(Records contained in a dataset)
[start]
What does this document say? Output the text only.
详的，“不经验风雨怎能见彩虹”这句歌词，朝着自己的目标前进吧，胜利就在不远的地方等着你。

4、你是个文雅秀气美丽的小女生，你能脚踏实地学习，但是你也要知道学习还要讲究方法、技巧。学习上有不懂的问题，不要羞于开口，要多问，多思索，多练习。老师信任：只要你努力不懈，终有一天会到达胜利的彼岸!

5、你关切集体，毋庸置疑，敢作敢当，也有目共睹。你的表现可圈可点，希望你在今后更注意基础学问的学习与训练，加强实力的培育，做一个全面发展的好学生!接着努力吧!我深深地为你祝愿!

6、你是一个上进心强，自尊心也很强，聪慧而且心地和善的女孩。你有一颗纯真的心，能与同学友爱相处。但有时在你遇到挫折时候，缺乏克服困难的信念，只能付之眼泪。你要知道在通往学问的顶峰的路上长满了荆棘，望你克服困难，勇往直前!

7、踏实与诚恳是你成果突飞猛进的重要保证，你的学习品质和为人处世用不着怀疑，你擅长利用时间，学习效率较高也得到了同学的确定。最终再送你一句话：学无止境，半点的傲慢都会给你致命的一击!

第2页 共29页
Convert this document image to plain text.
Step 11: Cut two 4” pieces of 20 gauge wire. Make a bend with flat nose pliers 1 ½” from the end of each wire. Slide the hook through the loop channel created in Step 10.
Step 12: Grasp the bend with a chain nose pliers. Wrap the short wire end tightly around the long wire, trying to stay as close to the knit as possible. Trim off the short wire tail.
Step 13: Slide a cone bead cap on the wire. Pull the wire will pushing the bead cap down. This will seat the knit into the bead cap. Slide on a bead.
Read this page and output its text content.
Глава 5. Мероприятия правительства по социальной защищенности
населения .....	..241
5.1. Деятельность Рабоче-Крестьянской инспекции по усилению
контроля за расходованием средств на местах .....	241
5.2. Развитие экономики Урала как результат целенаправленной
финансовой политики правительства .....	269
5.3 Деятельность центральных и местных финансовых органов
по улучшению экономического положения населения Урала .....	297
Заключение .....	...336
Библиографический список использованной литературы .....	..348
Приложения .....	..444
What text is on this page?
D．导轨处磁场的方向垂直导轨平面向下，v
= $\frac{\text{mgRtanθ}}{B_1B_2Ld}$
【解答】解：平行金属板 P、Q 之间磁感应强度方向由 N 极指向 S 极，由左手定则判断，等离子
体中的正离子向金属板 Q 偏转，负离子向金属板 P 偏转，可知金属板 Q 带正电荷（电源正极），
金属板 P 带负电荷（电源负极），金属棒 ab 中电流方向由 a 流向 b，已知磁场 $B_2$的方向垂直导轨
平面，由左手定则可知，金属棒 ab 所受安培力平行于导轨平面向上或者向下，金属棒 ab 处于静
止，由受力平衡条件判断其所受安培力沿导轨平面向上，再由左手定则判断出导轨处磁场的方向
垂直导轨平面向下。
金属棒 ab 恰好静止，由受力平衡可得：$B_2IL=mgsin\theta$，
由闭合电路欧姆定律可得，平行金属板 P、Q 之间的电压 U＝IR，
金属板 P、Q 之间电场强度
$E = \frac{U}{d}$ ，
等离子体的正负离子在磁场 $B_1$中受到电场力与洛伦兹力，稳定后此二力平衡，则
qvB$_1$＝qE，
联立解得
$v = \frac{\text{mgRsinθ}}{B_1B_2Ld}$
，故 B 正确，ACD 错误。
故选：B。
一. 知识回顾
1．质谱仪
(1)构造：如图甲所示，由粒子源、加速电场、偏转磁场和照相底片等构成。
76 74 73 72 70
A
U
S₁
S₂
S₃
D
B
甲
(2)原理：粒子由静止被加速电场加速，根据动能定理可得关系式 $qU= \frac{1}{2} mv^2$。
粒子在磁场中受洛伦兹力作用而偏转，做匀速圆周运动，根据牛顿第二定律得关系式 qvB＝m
[end]
■ GOAL
Check each line of the data above for the word "What", then state how many lines have it. Give the number alone.

■ WRITTEN REPLY
2